--- start LISTED RECORDS ---

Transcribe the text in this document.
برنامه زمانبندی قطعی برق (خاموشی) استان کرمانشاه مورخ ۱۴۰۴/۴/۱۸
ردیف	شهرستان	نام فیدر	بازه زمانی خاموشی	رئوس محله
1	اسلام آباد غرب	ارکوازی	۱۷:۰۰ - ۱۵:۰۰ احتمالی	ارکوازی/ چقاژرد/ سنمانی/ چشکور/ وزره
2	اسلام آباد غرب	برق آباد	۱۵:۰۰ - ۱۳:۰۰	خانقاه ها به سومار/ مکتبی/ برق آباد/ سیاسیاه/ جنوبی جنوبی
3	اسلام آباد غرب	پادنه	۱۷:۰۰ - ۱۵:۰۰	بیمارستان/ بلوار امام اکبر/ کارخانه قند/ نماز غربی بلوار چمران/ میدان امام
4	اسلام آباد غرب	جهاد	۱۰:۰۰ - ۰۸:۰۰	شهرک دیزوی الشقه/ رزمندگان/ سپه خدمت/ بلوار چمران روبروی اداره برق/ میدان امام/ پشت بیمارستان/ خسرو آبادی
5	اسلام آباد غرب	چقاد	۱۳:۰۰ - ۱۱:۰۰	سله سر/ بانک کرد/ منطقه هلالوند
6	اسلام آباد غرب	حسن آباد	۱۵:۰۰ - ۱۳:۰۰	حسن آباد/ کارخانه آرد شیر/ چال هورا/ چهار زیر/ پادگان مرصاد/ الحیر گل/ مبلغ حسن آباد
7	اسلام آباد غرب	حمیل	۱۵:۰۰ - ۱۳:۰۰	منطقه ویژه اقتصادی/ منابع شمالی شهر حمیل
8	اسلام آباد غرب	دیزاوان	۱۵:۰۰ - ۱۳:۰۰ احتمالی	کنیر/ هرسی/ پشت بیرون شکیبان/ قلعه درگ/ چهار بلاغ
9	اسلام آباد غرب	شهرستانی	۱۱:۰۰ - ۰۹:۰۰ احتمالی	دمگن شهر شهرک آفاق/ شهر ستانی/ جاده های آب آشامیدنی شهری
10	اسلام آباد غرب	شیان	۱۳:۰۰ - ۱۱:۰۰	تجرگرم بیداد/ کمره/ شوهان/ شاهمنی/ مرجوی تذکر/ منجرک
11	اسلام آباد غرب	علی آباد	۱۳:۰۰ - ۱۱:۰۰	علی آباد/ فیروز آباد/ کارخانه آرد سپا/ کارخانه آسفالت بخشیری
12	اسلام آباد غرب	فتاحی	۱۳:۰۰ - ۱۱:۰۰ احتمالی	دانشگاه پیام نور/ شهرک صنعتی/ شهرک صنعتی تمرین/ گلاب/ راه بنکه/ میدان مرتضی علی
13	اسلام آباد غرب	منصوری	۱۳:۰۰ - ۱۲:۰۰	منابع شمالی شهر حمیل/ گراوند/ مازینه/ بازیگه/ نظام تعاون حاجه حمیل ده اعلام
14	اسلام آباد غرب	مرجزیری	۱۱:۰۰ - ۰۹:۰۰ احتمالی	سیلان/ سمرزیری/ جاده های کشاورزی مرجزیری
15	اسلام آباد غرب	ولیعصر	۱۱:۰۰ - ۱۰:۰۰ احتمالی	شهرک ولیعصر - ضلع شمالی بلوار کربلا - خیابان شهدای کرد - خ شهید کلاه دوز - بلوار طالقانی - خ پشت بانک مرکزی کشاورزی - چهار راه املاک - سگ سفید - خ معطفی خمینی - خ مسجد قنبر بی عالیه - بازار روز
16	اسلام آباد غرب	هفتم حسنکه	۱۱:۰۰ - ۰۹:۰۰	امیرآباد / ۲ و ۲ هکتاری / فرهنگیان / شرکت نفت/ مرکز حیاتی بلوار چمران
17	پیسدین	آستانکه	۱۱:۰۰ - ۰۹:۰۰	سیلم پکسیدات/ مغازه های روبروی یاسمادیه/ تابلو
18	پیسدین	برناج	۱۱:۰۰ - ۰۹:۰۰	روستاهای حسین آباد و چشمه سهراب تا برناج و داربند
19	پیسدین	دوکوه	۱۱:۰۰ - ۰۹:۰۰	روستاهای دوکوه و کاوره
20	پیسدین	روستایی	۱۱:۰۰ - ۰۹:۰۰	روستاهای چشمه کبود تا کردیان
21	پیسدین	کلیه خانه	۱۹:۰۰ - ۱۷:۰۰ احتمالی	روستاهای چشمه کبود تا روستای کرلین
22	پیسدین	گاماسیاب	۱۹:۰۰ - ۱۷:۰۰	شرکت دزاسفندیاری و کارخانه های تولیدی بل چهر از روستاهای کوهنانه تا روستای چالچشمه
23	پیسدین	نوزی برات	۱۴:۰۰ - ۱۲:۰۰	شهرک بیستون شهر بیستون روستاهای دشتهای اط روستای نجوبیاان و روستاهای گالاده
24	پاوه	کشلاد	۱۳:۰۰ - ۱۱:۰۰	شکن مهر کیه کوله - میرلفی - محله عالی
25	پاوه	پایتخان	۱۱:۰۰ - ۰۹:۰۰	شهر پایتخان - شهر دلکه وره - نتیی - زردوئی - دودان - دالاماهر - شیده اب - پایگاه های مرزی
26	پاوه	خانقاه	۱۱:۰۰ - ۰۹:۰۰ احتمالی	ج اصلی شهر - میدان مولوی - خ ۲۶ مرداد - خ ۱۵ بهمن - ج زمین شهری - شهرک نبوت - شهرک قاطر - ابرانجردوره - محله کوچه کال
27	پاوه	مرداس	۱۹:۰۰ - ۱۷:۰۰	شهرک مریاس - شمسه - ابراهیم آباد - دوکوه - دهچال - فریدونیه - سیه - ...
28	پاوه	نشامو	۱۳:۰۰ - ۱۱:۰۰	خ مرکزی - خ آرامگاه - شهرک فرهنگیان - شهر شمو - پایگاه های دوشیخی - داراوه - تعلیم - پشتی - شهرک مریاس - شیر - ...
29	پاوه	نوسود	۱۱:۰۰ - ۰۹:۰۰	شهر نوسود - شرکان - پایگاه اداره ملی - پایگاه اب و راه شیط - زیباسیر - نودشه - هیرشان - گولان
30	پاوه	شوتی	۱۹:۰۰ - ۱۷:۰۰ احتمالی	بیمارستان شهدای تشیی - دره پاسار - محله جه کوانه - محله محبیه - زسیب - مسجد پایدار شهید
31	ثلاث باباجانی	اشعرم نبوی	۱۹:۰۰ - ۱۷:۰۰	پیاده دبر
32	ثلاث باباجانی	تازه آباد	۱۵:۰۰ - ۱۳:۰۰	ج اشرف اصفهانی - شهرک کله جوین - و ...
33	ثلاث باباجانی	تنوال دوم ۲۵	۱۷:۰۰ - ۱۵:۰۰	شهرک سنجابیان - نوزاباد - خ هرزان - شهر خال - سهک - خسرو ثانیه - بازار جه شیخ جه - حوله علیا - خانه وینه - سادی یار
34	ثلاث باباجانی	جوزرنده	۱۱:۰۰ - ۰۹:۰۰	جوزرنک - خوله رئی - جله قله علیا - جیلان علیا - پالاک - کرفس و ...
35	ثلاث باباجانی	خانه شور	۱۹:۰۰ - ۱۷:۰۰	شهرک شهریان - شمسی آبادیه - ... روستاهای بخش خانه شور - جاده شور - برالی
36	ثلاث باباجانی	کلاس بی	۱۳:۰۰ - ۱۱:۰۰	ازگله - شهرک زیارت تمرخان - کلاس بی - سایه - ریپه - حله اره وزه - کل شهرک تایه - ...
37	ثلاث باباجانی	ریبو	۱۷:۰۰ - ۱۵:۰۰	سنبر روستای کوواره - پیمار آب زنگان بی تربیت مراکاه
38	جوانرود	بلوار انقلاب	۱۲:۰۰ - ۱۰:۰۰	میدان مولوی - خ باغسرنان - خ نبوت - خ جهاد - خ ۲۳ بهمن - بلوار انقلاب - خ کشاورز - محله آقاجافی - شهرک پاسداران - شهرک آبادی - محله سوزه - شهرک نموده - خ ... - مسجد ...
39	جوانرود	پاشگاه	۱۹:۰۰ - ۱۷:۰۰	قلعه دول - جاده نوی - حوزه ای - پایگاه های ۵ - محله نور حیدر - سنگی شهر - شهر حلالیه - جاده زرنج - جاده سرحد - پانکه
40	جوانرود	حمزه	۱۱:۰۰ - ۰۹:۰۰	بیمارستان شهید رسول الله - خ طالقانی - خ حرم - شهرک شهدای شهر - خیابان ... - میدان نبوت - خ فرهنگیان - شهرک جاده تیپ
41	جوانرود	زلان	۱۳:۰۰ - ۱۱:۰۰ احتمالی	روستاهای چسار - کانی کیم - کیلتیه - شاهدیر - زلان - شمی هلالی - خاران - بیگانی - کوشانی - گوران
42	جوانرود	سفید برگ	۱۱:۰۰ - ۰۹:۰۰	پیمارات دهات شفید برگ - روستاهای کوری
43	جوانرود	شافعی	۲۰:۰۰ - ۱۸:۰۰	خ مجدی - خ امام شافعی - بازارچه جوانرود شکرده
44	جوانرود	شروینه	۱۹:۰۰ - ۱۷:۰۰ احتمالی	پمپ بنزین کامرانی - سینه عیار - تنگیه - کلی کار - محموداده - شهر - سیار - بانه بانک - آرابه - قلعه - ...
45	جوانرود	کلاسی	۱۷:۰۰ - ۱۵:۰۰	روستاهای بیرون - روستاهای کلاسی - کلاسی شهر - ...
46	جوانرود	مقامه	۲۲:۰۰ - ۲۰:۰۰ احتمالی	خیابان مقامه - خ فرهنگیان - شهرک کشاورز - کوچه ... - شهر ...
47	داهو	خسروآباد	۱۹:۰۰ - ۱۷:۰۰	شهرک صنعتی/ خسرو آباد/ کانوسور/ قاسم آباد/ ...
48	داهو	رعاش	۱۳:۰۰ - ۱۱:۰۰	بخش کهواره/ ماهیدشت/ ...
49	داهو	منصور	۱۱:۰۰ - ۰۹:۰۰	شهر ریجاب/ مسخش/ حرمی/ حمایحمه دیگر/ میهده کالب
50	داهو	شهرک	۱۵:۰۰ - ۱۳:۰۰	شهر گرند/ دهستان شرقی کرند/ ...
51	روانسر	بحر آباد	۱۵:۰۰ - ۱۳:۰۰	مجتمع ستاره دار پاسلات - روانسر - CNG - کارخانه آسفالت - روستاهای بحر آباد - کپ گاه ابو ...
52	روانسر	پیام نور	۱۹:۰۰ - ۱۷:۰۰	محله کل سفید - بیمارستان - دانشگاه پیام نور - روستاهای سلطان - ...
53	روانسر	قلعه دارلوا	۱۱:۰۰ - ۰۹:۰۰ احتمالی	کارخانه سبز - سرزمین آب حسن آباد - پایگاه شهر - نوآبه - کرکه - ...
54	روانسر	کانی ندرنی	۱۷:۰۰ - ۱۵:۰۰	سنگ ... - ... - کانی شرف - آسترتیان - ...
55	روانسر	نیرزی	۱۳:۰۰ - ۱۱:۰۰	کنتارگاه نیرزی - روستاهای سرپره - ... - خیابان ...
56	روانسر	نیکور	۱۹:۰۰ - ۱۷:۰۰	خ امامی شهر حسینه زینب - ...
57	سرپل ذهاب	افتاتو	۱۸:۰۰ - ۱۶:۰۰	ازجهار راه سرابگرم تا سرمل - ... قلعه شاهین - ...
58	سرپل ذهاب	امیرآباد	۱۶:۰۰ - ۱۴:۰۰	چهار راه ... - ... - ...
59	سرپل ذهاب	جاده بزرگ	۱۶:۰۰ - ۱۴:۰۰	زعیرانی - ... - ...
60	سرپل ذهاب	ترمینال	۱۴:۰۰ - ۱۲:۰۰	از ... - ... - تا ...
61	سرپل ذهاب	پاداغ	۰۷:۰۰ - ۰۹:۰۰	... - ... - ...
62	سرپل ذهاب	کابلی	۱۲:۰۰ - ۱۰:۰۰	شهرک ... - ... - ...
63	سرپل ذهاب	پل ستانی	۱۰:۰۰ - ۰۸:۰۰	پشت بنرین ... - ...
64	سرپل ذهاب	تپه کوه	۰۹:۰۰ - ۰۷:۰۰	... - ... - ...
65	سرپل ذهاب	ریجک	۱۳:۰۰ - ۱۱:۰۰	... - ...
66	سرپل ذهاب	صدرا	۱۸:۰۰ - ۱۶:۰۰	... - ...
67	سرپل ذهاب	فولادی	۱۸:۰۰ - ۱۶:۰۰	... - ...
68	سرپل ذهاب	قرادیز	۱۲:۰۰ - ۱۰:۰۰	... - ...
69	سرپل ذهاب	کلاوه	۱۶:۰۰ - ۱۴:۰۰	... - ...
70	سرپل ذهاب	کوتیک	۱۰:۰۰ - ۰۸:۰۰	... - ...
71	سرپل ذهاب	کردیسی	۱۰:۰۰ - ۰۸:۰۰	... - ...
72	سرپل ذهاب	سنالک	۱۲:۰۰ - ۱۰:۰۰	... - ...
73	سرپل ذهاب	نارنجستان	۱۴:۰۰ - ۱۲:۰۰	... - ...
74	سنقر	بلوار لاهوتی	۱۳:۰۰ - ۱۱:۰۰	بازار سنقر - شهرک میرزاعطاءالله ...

--- end LISTED RECORDS ---

> WHAT YOU ARE ASKED TO DO: Read the entries and pick out all lines that include the word "کوچه".

> RIGHT ANSWER:
26	پاوه	خانقاه	۱۱:۰۰ - ۰۹:۰۰ احتمالی	ج اصلی شهر - میدان مولوی - خ ۲۶ مرداد - خ ۱۵ بهمن - ج زمین شهری - شهرک نبوت - شهرک قاطر - ابرانجردوره - محله کوچه کال
46	جوانرود	مقامه	۲۲:۰۰ - ۲۰:۰۰ احتمالی	خیابان مقامه - خ فرهنگیان - شهرک کشاورز - کوچه ... - شهر ...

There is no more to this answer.